BEGIN ENTRIES SUPPLIED

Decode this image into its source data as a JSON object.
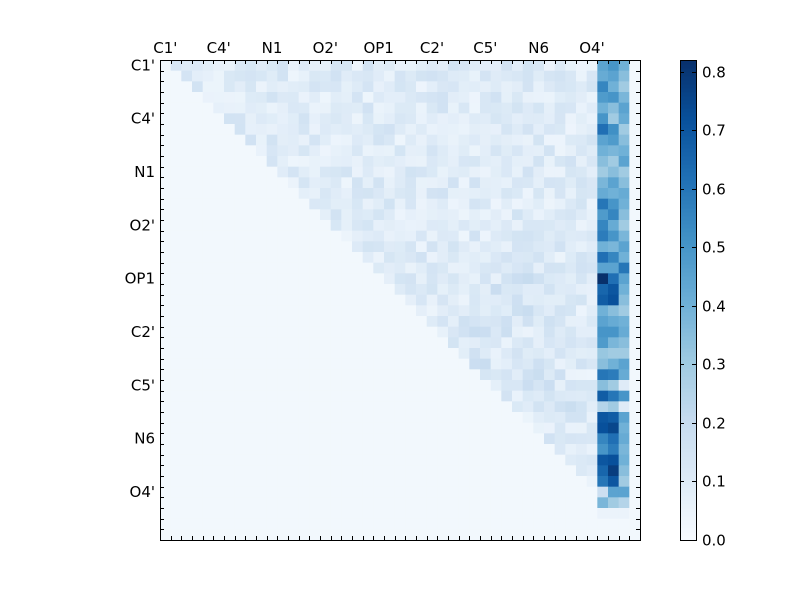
{
  "chart_data": {
    "type": "heatmap",
    "x_tick_labels": [
      "C1'",
      "C4'",
      "N1",
      "O2'",
      "OP1",
      "C2'",
      "C5'",
      "N6",
      "O4'"
    ],
    "y_tick_labels": [
      "C1'",
      "C4'",
      "N1",
      "O2'",
      "OP1",
      "C2'",
      "C5'",
      "N6",
      "O4'"
    ],
    "grid_size": 45,
    "colormap": "Blues",
    "colorbar": {
      "min": 0.0,
      "max": 0.82,
      "ticks": [
        "0.0",
        "0.1",
        "0.2",
        "0.3",
        "0.4",
        "0.5",
        "0.6",
        "0.7",
        "0.8"
      ],
      "placement": "right"
    },
    "background_value": 0.02,
    "upper_triangle_value": 0.1,
    "dense_columns": [
      {
        "col": 41,
        "values": [
          0.45,
          0.42,
          0.55,
          0.48,
          0.4,
          0.5,
          0.62,
          0.45,
          0.4,
          0.35,
          0.3,
          0.38,
          0.42,
          0.6,
          0.48,
          0.55,
          0.58,
          0.4,
          0.62,
          0.45,
          0.82,
          0.65,
          0.68,
          0.4,
          0.45,
          0.5,
          0.48,
          0.32,
          0.35,
          0.6,
          0.35,
          0.68,
          0.25,
          0.7,
          0.72,
          0.55,
          0.5,
          0.7,
          0.65,
          0.6,
          0.18,
          0.38,
          0.05,
          0.02,
          0.02
        ]
      },
      {
        "col": 42,
        "values": [
          0.5,
          0.45,
          0.4,
          0.5,
          0.35,
          0.3,
          0.52,
          0.48,
          0.38,
          0.3,
          0.35,
          0.45,
          0.4,
          0.5,
          0.55,
          0.42,
          0.5,
          0.38,
          0.55,
          0.45,
          0.62,
          0.7,
          0.72,
          0.35,
          0.42,
          0.5,
          0.38,
          0.3,
          0.4,
          0.58,
          0.3,
          0.6,
          0.3,
          0.68,
          0.75,
          0.62,
          0.58,
          0.72,
          0.78,
          0.7,
          0.45,
          0.3,
          0.05,
          0.02,
          0.02
        ]
      },
      {
        "col": 43,
        "values": [
          0.4,
          0.35,
          0.3,
          0.38,
          0.45,
          0.42,
          0.3,
          0.35,
          0.4,
          0.45,
          0.3,
          0.35,
          0.42,
          0.4,
          0.35,
          0.3,
          0.38,
          0.45,
          0.4,
          0.6,
          0.45,
          0.4,
          0.35,
          0.3,
          0.4,
          0.42,
          0.35,
          0.3,
          0.45,
          0.42,
          0.1,
          0.5,
          0.1,
          0.45,
          0.4,
          0.42,
          0.38,
          0.4,
          0.35,
          0.3,
          0.45,
          0.25,
          0.05,
          0.02,
          0.02
        ]
      }
    ]
  }
}
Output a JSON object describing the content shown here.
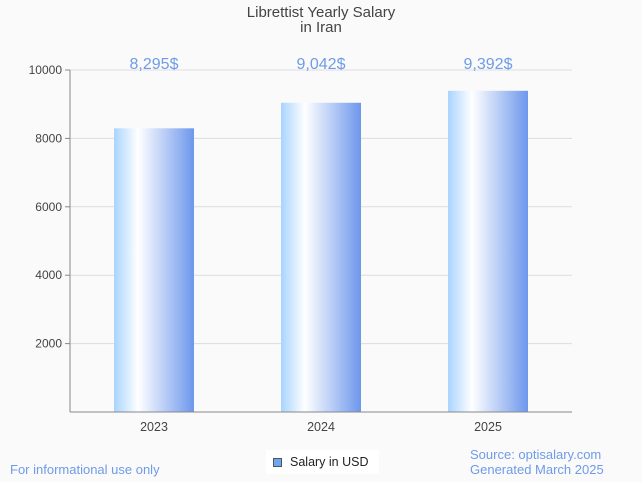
{
  "chart_data": {
    "type": "bar",
    "title": "Librettist Yearly Salary",
    "subtitle": "in Iran",
    "categories": [
      "2023",
      "2024",
      "2025"
    ],
    "values": [
      8295,
      9042,
      9392
    ],
    "data_labels": [
      "8,295$",
      "9,042$",
      "9,392$"
    ],
    "series": [
      {
        "name": "Salary in USD",
        "values": [
          8295,
          9042,
          9392
        ]
      }
    ],
    "yticks": [
      "2000",
      "4000",
      "6000",
      "8000",
      "10000"
    ],
    "ylim": [
      0,
      10000
    ],
    "xlabel": "",
    "ylabel": "",
    "grid": true,
    "legend_position": "bottom-center",
    "colors": {
      "bar_light": "#a9d4ff",
      "bar_dark": "#6d97ec",
      "label": "#6f9be8"
    }
  },
  "footer": {
    "disclaimer": "For informational use only",
    "source": "Source: optisalary.com",
    "generated": "Generated March 2025"
  }
}
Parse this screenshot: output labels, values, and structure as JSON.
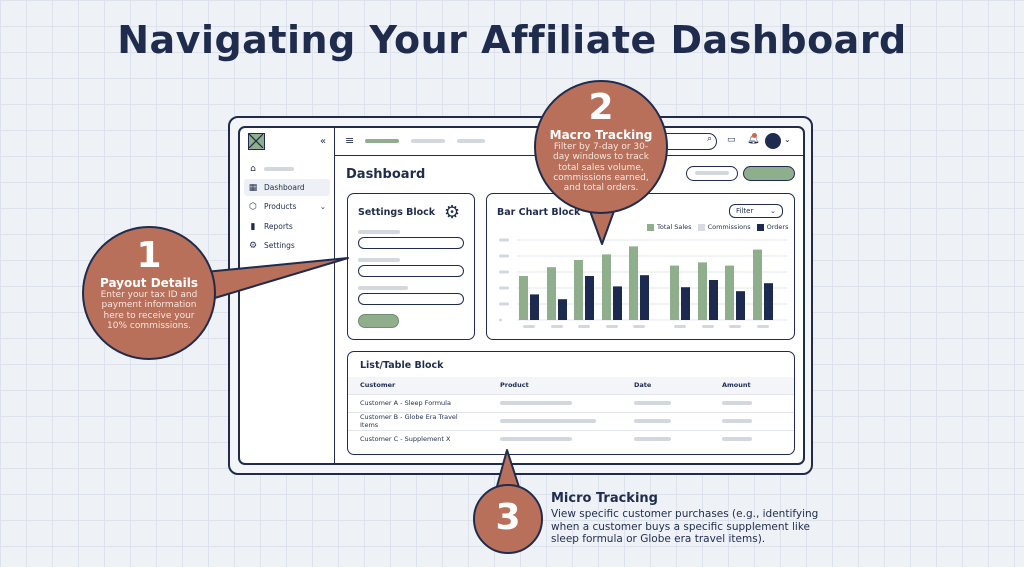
{
  "title": "Navigating Your Affiliate Dashboard",
  "sidebar": {
    "items": [
      {
        "label": "Dashboard",
        "icon": "grid-icon",
        "active": true
      },
      {
        "label": "Products",
        "icon": "box-icon"
      },
      {
        "label": "Reports",
        "icon": "bar-chart-icon"
      },
      {
        "label": "Settings",
        "icon": "gear-icon"
      }
    ]
  },
  "page_title": "Dashboard",
  "settings_block": {
    "title": "Settings Block"
  },
  "bar_chart": {
    "title": "Bar Chart Block",
    "filter": "Filter"
  },
  "chart_data": {
    "type": "bar",
    "title": "Bar Chart Block",
    "grid": true,
    "legend": "top-right",
    "series": [
      {
        "name": "Total Sales",
        "color": "#8fae8c",
        "values": [
          2.75,
          3.3,
          3.75,
          4.1,
          4.6,
          3.4,
          3.6,
          3.4,
          4.4
        ]
      },
      {
        "name": "Commissions",
        "color": "#d8dce2",
        "values": []
      },
      {
        "name": "Orders",
        "color": "#1b2a4e",
        "values": [
          1.6,
          1.3,
          2.75,
          2.1,
          2.8,
          2.05,
          2.5,
          1.8,
          2.3
        ]
      }
    ],
    "ylim": [
      0,
      5
    ]
  },
  "table": {
    "title": "List/Table Block",
    "headers": [
      "Customer",
      "Product",
      "Date",
      "Amount"
    ],
    "rows": [
      [
        "Customer A - Sleep Formula"
      ],
      [
        "Customer B - Globe Era Travel Items"
      ],
      [
        "Customer C - Supplement X"
      ]
    ]
  },
  "callouts": [
    {
      "num": "1",
      "heading": "Payout Details",
      "body": "Enter your tax ID and payment information here to receive your 10% commissions."
    },
    {
      "num": "2",
      "heading": "Macro Tracking",
      "body": "Filter by 7-day or 30-day windows to track total sales volume, commissions earned, and total orders."
    },
    {
      "num": "3",
      "heading": "Micro Tracking",
      "body": "View specific customer purchases (e.g., identifying when a customer buys a specific supplement like sleep formula or Globe era travel items)."
    }
  ],
  "colors": {
    "accent": "#b9705a",
    "navy": "#1f2c4d",
    "green": "#8fae8c"
  }
}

END ENTRIES SUPPLIED

SET EXERCISE –
Write out every record above exactly as it stands, but leave out the pictures.

WRITTEN ANSWER –
Decode this image into its source data as a JSON object.
{
  "chart_data": {
    "type": "heatmap",
    "x_tick_labels": [
      "C1'",
      "C4'",
      "N1",
      "O2'",
      "OP1",
      "C2'",
      "C5'",
      "N6",
      "O4'"
    ],
    "y_tick_labels": [
      "C1'",
      "C4'",
      "N1",
      "O2'",
      "OP1",
      "C2'",
      "C5'",
      "N6",
      "O4'"
    ],
    "grid_size": 45,
    "colormap": "Blues",
    "colorbar": {
      "min": 0.0,
      "max": 0.82,
      "ticks": [
        "0.0",
        "0.1",
        "0.2",
        "0.3",
        "0.4",
        "0.5",
        "0.6",
        "0.7",
        "0.8"
      ],
      "placement": "right"
    },
    "background_value": 0.02,
    "upper_triangle_value": 0.1,
    "dense_columns": [
      {
        "col": 41,
        "values": [
          0.45,
          0.42,
          0.55,
          0.48,
          0.4,
          0.5,
          0.62,
          0.45,
          0.4,
          0.35,
          0.3,
          0.38,
          0.42,
          0.6,
          0.48,
          0.55,
          0.58,
          0.4,
          0.62,
          0.45,
          0.82,
          0.65,
          0.68,
          0.4,
          0.45,
          0.5,
          0.48,
          0.32,
          0.35,
          0.6,
          0.35,
          0.68,
          0.25,
          0.7,
          0.72,
          0.55,
          0.5,
          0.7,
          0.65,
          0.6,
          0.18,
          0.38,
          0.05,
          0.02,
          0.02
        ]
      },
      {
        "col": 42,
        "values": [
          0.5,
          0.45,
          0.4,
          0.5,
          0.35,
          0.3,
          0.52,
          0.48,
          0.38,
          0.3,
          0.35,
          0.45,
          0.4,
          0.5,
          0.55,
          0.42,
          0.5,
          0.38,
          0.55,
          0.45,
          0.62,
          0.7,
          0.72,
          0.35,
          0.42,
          0.5,
          0.38,
          0.3,
          0.4,
          0.58,
          0.3,
          0.6,
          0.3,
          0.68,
          0.75,
          0.62,
          0.58,
          0.72,
          0.78,
          0.7,
          0.45,
          0.3,
          0.05,
          0.02,
          0.02
        ]
      },
      {
        "col": 43,
        "values": [
          0.4,
          0.35,
          0.3,
          0.38,
          0.45,
          0.42,
          0.3,
          0.35,
          0.4,
          0.45,
          0.3,
          0.35,
          0.42,
          0.4,
          0.35,
          0.3,
          0.38,
          0.45,
          0.4,
          0.6,
          0.45,
          0.4,
          0.35,
          0.3,
          0.4,
          0.42,
          0.35,
          0.3,
          0.45,
          0.42,
          0.1,
          0.5,
          0.1,
          0.45,
          0.4,
          0.42,
          0.38,
          0.4,
          0.35,
          0.3,
          0.45,
          0.25,
          0.05,
          0.02,
          0.02
        ]
      }
    ]
  }
}
Output a JSON object describing the content shown here.
{
  "chart_data": {
    "type": "bar",
    "title": "Librettist Yearly Salary",
    "subtitle": "in Iran",
    "categories": [
      "2023",
      "2024",
      "2025"
    ],
    "values": [
      8295,
      9042,
      9392
    ],
    "data_labels": [
      "8,295$",
      "9,042$",
      "9,392$"
    ],
    "series": [
      {
        "name": "Salary in USD",
        "values": [
          8295,
          9042,
          9392
        ]
      }
    ],
    "yticks": [
      "2000",
      "4000",
      "6000",
      "8000",
      "10000"
    ],
    "ylim": [
      0,
      10000
    ],
    "xlabel": "",
    "ylabel": "",
    "grid": true,
    "legend_position": "bottom-center",
    "colors": {
      "bar_light": "#a9d4ff",
      "bar_dark": "#6d97ec",
      "label": "#6f9be8"
    }
  },
  "footer": {
    "disclaimer": "For informational use only",
    "source": "Source: optisalary.com",
    "generated": "Generated March 2025"
  }
}
Parse this screenshot: output labels, values, and structure as JSON.
{
  "title": "Navigating Your Affiliate Dashboard",
  "sidebar": {
    "items": [
      {
        "label": "Dashboard",
        "icon": "grid-icon",
        "active": true
      },
      {
        "label": "Products",
        "icon": "box-icon"
      },
      {
        "label": "Reports",
        "icon": "bar-chart-icon"
      },
      {
        "label": "Settings",
        "icon": "gear-icon"
      }
    ]
  },
  "page_title": "Dashboard",
  "settings_block": {
    "title": "Settings Block"
  },
  "bar_chart": {
    "title": "Bar Chart Block",
    "filter": "Filter"
  },
  "chart_data": {
    "type": "bar",
    "title": "Bar Chart Block",
    "grid": true,
    "legend": "top-right",
    "series": [
      {
        "name": "Total Sales",
        "color": "#8fae8c",
        "values": [
          2.75,
          3.3,
          3.75,
          4.1,
          4.6,
          3.4,
          3.6,
          3.4,
          4.4
        ]
      },
      {
        "name": "Commissions",
        "color": "#d8dce2",
        "values": []
      },
      {
        "name": "Orders",
        "color": "#1b2a4e",
        "values": [
          1.6,
          1.3,
          2.75,
          2.1,
          2.8,
          2.05,
          2.5,
          1.8,
          2.3
        ]
      }
    ],
    "ylim": [
      0,
      5
    ]
  },
  "table": {
    "title": "List/Table Block",
    "headers": [
      "Customer",
      "Product",
      "Date",
      "Amount"
    ],
    "rows": [
      [
        "Customer A - Sleep Formula"
      ],
      [
        "Customer B - Globe Era Travel Items"
      ],
      [
        "Customer C - Supplement X"
      ]
    ]
  },
  "callouts": [
    {
      "num": "1",
      "heading": "Payout Details",
      "body": "Enter your tax ID and payment information here to receive your 10% commissions."
    },
    {
      "num": "2",
      "heading": "Macro Tracking",
      "body": "Filter by 7-day or 30-day windows to track total sales volume, commissions earned, and total orders."
    },
    {
      "num": "3",
      "heading": "Micro Tracking",
      "body": "View specific customer purchases (e.g., identifying when a customer buys a specific supplement like sleep formula or Globe era travel items)."
    }
  ],
  "colors": {
    "accent": "#b9705a",
    "navy": "#1f2c4d",
    "green": "#8fae8c"
  }
}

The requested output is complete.